**Problem to solve**
Look through the material and tally each line bearing the word "minutes". Give only the total.

BEGIN Source data

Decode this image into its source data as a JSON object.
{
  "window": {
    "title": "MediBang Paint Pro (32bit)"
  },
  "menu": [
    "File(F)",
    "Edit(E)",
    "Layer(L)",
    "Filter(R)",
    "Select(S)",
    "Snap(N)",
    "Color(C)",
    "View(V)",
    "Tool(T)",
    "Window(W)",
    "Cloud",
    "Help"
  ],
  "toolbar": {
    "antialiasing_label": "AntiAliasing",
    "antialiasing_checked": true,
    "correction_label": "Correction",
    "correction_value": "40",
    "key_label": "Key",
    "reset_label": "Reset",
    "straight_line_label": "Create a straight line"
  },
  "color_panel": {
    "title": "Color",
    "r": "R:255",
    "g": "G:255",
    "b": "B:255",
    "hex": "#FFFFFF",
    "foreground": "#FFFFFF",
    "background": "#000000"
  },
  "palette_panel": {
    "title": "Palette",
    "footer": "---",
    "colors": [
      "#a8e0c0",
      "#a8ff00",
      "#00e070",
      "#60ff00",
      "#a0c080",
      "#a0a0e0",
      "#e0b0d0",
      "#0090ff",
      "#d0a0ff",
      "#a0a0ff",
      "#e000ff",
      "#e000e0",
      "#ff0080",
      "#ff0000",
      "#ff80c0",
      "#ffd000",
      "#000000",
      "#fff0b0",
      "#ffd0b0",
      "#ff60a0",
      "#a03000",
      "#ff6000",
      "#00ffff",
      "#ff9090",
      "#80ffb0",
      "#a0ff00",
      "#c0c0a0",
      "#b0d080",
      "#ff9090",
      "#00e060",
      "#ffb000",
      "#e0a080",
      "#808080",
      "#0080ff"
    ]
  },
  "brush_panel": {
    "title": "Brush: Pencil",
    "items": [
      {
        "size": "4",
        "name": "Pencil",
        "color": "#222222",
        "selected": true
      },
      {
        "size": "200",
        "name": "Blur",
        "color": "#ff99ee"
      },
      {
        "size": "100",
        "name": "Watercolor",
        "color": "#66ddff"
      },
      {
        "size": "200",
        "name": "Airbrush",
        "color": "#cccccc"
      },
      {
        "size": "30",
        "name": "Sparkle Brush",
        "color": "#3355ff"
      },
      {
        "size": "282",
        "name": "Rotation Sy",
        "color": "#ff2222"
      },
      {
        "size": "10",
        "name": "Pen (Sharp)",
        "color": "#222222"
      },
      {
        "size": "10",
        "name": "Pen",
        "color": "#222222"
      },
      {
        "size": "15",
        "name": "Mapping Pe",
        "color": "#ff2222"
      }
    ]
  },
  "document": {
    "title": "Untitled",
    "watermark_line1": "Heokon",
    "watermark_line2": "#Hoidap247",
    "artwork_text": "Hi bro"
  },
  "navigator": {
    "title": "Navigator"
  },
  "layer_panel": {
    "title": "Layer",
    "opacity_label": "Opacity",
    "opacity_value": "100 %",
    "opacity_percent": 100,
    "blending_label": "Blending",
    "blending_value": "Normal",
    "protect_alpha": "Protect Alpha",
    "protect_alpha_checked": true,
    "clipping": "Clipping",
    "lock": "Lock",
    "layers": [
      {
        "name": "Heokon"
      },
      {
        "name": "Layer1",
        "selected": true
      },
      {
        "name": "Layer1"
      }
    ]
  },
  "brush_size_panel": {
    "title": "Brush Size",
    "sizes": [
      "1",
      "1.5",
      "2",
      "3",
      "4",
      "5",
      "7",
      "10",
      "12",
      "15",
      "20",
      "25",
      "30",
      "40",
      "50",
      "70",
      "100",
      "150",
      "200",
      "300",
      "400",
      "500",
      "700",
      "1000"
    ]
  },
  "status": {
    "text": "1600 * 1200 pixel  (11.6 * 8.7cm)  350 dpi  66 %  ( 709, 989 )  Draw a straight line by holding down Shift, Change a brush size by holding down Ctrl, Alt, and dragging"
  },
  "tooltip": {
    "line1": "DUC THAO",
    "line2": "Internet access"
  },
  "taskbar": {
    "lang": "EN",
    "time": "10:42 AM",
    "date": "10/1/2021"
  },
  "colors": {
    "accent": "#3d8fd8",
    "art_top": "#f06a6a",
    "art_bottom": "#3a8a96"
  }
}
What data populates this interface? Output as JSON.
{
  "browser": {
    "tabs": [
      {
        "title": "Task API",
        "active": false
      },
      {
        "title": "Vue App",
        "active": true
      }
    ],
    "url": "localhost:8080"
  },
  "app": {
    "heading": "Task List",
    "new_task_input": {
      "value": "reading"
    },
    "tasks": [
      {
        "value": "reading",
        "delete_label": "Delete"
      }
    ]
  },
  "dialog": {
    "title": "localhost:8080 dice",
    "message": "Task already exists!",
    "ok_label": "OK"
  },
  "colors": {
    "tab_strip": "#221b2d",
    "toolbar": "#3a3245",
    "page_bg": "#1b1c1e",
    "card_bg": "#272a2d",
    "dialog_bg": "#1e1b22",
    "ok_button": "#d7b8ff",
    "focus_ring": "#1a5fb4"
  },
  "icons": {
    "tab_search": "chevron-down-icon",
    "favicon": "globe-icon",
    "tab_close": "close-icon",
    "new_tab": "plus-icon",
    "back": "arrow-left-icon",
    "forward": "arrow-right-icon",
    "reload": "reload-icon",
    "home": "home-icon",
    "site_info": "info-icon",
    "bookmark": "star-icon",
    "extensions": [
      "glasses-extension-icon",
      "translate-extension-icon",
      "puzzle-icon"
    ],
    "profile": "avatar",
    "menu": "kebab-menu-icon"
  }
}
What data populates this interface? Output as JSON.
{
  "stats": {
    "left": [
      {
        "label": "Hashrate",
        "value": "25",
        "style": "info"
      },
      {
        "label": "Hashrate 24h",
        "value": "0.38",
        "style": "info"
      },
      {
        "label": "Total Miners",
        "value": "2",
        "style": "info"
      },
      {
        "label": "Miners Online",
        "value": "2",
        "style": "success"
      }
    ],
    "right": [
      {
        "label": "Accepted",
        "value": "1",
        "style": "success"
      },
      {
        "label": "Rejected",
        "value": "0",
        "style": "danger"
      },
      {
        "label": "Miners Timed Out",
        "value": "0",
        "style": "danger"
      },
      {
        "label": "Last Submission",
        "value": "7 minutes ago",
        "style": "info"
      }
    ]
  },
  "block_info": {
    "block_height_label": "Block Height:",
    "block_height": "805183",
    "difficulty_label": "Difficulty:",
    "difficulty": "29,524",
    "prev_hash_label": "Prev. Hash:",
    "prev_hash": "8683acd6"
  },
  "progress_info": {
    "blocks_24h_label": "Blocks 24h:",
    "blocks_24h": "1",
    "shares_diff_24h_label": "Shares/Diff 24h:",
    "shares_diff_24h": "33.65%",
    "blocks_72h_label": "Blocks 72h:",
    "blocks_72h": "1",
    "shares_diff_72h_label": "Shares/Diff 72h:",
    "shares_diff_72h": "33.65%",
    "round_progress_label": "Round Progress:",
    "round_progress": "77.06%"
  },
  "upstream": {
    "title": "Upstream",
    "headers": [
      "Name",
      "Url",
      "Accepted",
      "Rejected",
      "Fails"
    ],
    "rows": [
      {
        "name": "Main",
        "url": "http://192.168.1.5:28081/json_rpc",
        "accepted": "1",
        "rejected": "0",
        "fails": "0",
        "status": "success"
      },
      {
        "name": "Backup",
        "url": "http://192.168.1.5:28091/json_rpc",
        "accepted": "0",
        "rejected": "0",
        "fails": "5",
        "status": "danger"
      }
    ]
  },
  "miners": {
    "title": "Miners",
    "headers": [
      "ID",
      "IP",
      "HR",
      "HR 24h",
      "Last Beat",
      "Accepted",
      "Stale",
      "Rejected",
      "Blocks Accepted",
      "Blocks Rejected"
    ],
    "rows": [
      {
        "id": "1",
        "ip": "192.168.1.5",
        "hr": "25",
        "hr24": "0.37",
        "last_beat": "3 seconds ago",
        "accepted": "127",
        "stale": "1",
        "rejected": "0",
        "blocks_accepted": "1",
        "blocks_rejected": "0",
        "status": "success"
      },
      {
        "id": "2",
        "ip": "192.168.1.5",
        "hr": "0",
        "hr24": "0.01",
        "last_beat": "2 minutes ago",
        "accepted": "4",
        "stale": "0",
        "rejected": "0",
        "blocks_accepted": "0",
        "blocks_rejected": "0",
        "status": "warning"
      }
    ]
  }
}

END Source data

**Correct output**
2